GOAL OF THE EXERCISE
Any pictures in the records below should be skipped; write out everything else exactly.

DATA ROWS
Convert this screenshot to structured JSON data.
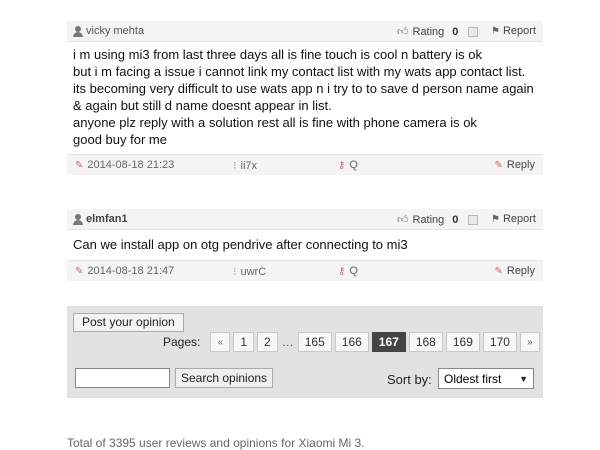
{
  "opinions": [
    {
      "user": "vicky mehta",
      "rating_label": "Rating",
      "rating_value": "0",
      "report_label": "Report",
      "body": [
        "i m using mi3 from last three days all is fine touch is cool n battery is ok",
        "but i m facing a issue i cannot link my contact list with my wats app contact list.",
        "its becoming very difficult to use wats app n i try to to save d person name again & again but still d name doesnt appear in list.",
        "anyone plz reply with a solution rest all is fine with phone camera is ok",
        "good buy for me"
      ],
      "date": "2014-08-18 21:23",
      "location": "ii7x",
      "q_label": "Q",
      "reply_label": "Reply"
    },
    {
      "user": "elmfan1",
      "rating_label": "Rating",
      "rating_value": "0",
      "report_label": "Report",
      "body": [
        "Can we install app on otg pendrive after connecting to mi3"
      ],
      "date": "2014-08-18 21:47",
      "location": "uwrC",
      "q_label": "Q",
      "reply_label": "Reply"
    }
  ],
  "controls": {
    "post_button": "Post your opinion",
    "pages_label": "Pages:",
    "prev": "«",
    "next": "»",
    "ellipsis": "…",
    "pages": [
      "1",
      "2",
      "165",
      "166",
      "167",
      "168",
      "169",
      "170"
    ],
    "current_page": "167",
    "search_placeholder": "",
    "search_button": "Search opinions",
    "sort_label": "Sort by:",
    "sort_selected": "Oldest first"
  },
  "footer": {
    "total_text": "Total of 3395 user reviews and opinions for Xiaomi Mi 3."
  },
  "colors": {
    "active_page": "#444444",
    "accent_icon": "#cc6666"
  }
}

ANSWER FOR THE TASK
Convert this screenshot to structured JSON data.
{
  "opinions": [
    {
      "user": "vicky mehta",
      "rating_label": "Rating",
      "rating_value": "0",
      "report_label": "Report",
      "body": [
        "i m using mi3 from last three days all is fine touch is cool n battery is ok",
        "but i m facing a issue i cannot link my contact list with my wats app contact list.",
        "its becoming very difficult to use wats app n i try to to save d person name again & again but still d name doesnt appear in list.",
        "anyone plz reply with a solution rest all is fine with phone camera is ok",
        "good buy for me"
      ],
      "date": "2014-08-18 21:23",
      "location": "ii7x",
      "q_label": "Q",
      "reply_label": "Reply"
    },
    {
      "user": "elmfan1",
      "rating_label": "Rating",
      "rating_value": "0",
      "report_label": "Report",
      "body": [
        "Can we install app on otg pendrive after connecting to mi3"
      ],
      "date": "2014-08-18 21:47",
      "location": "uwrC",
      "q_label": "Q",
      "reply_label": "Reply"
    }
  ],
  "controls": {
    "post_button": "Post your opinion",
    "pages_label": "Pages:",
    "prev": "«",
    "next": "»",
    "ellipsis": "…",
    "pages": [
      "1",
      "2",
      "165",
      "166",
      "167",
      "168",
      "169",
      "170"
    ],
    "current_page": "167",
    "search_placeholder": "",
    "search_button": "Search opinions",
    "sort_label": "Sort by:",
    "sort_selected": "Oldest first"
  },
  "footer": {
    "total_text": "Total of 3395 user reviews and opinions for Xiaomi Mi 3."
  },
  "colors": {
    "active_page": "#444444",
    "accent_icon": "#cc6666"
  }
}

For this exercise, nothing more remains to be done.